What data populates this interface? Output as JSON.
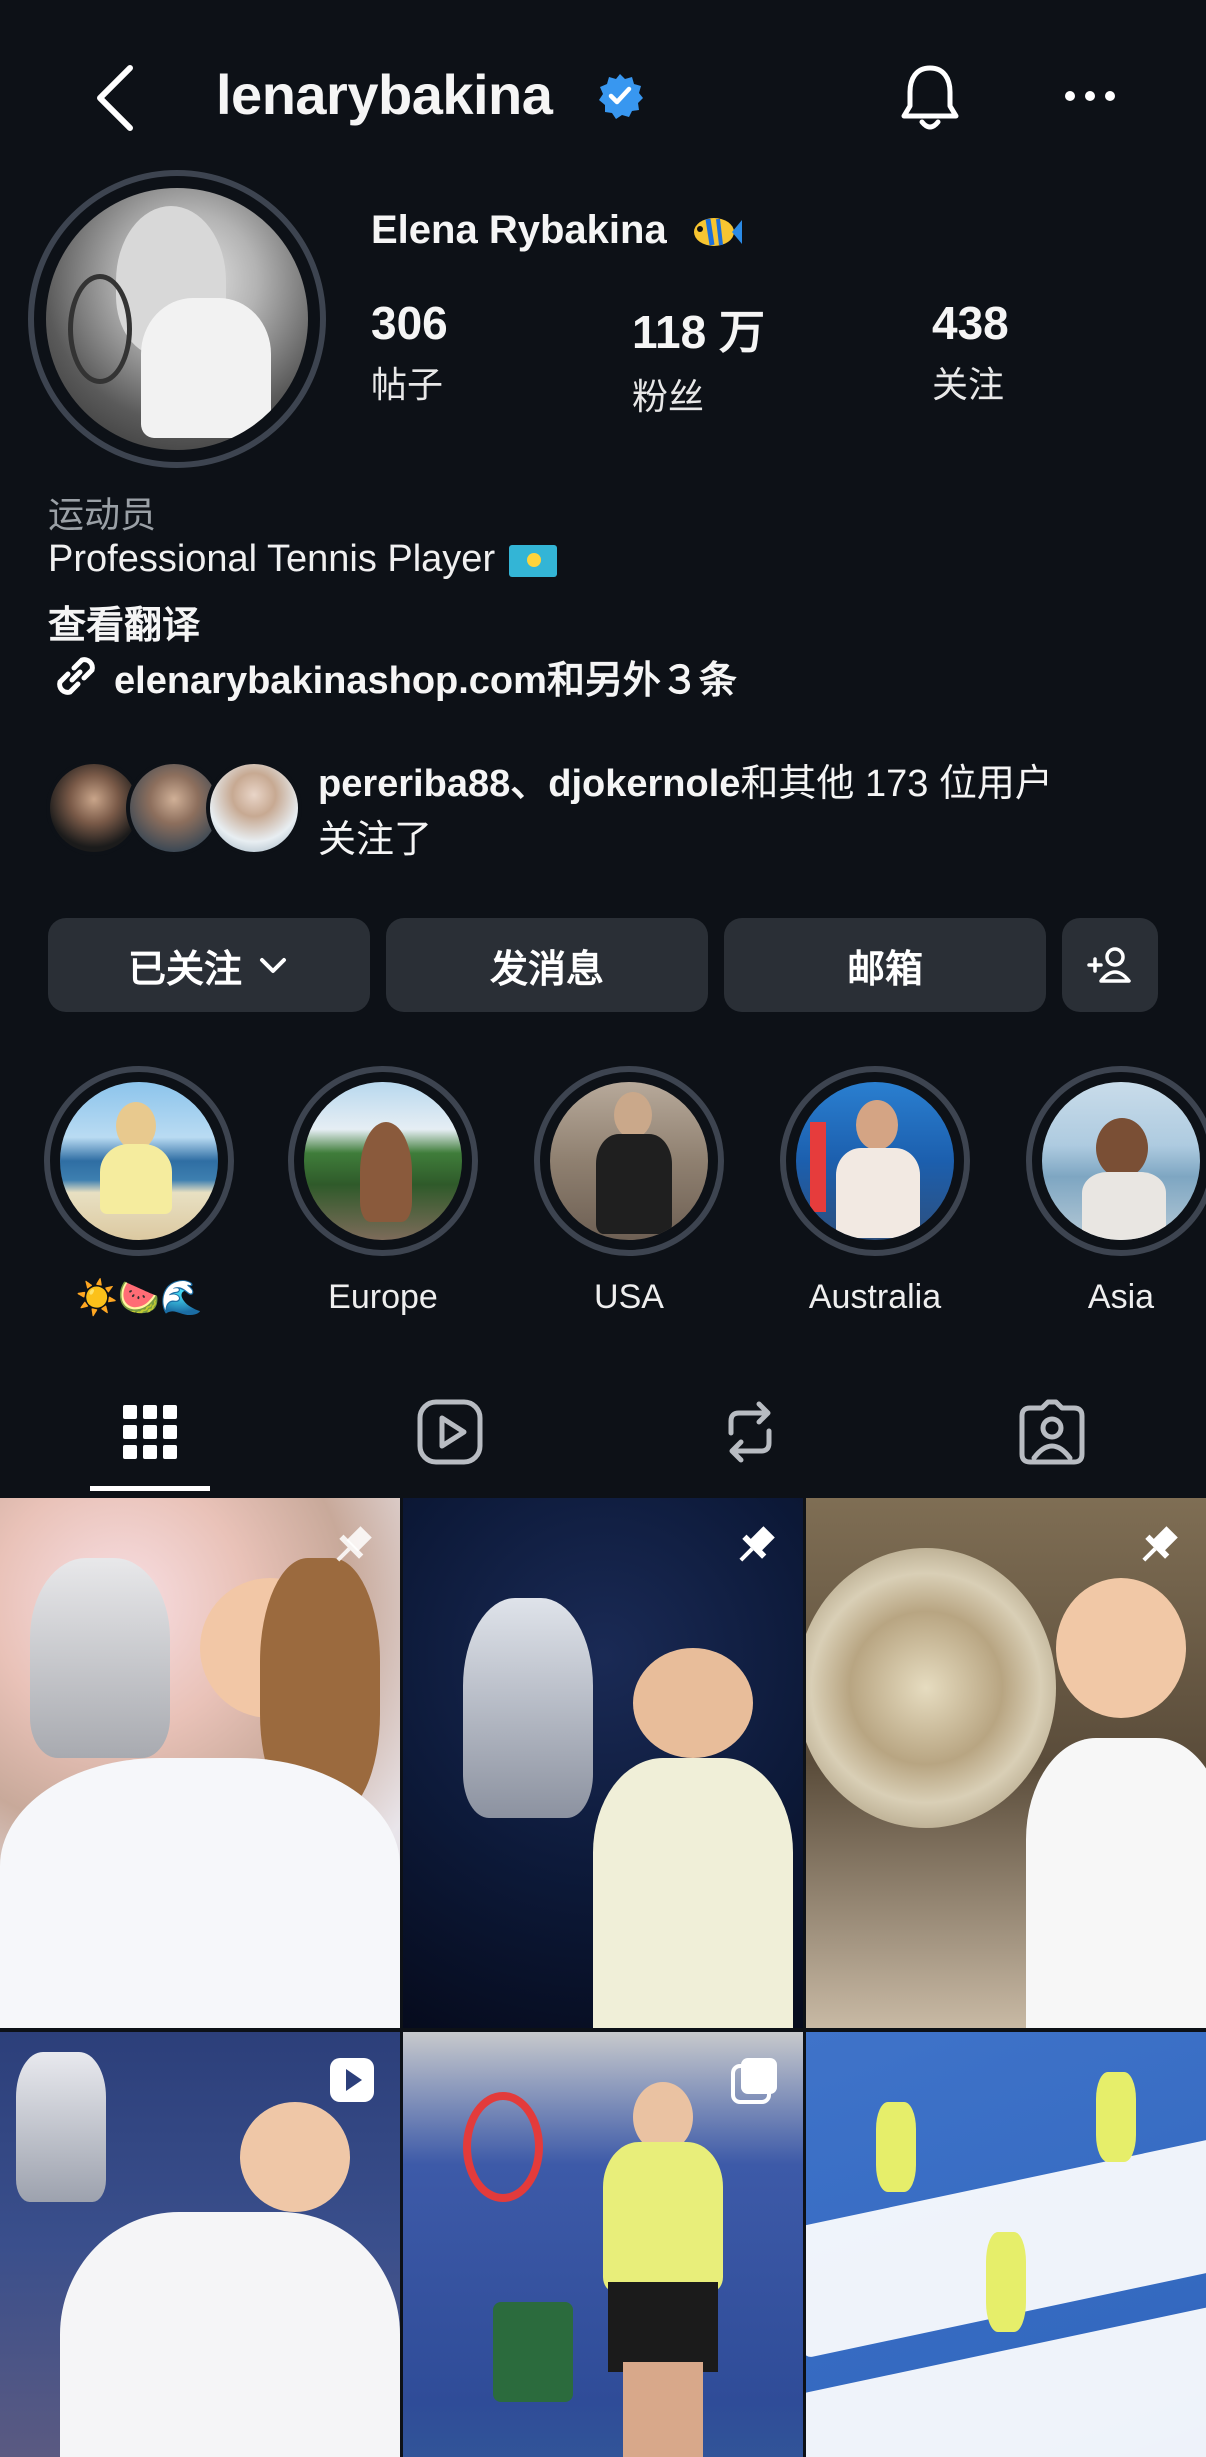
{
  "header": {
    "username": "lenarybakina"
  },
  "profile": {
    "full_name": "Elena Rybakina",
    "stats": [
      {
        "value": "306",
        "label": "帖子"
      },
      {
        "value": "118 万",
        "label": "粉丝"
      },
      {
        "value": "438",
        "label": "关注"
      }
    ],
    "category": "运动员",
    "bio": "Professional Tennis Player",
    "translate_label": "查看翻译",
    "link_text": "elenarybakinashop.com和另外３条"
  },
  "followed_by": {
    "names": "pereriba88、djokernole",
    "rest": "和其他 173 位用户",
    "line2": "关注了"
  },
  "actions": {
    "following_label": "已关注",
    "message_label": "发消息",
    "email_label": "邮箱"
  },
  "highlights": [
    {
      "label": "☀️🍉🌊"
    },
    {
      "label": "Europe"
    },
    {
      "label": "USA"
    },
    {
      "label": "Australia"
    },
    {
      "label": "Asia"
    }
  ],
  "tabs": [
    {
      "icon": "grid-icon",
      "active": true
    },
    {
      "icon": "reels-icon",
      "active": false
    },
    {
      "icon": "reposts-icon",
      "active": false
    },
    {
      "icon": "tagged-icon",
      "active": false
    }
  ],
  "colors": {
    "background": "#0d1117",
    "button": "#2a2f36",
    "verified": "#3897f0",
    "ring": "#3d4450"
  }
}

---

Strip the images and reproduce the remaining records precisely.

What data populates this interface? Output as JSON.
{
  "header": {
    "username": "lenarybakina"
  },
  "profile": {
    "full_name": "Elena Rybakina",
    "stats": [
      {
        "value": "306",
        "label": "帖子"
      },
      {
        "value": "118 万",
        "label": "粉丝"
      },
      {
        "value": "438",
        "label": "关注"
      }
    ],
    "category": "运动员",
    "bio": "Professional Tennis Player",
    "translate_label": "查看翻译",
    "link_text": "elenarybakinashop.com和另外３条"
  },
  "followed_by": {
    "names": "pereriba88、djokernole",
    "rest": "和其他 173 位用户",
    "line2": "关注了"
  },
  "actions": {
    "following_label": "已关注",
    "message_label": "发消息",
    "email_label": "邮箱"
  },
  "highlights": [
    {
      "label": "☀️🍉🌊"
    },
    {
      "label": "Europe"
    },
    {
      "label": "USA"
    },
    {
      "label": "Australia"
    },
    {
      "label": "Asia"
    }
  ],
  "tabs": [
    {
      "icon": "grid-icon",
      "active": true
    },
    {
      "icon": "reels-icon",
      "active": false
    },
    {
      "icon": "reposts-icon",
      "active": false
    },
    {
      "icon": "tagged-icon",
      "active": false
    }
  ],
  "colors": {
    "background": "#0d1117",
    "button": "#2a2f36",
    "verified": "#3897f0",
    "ring": "#3d4450"
  }
}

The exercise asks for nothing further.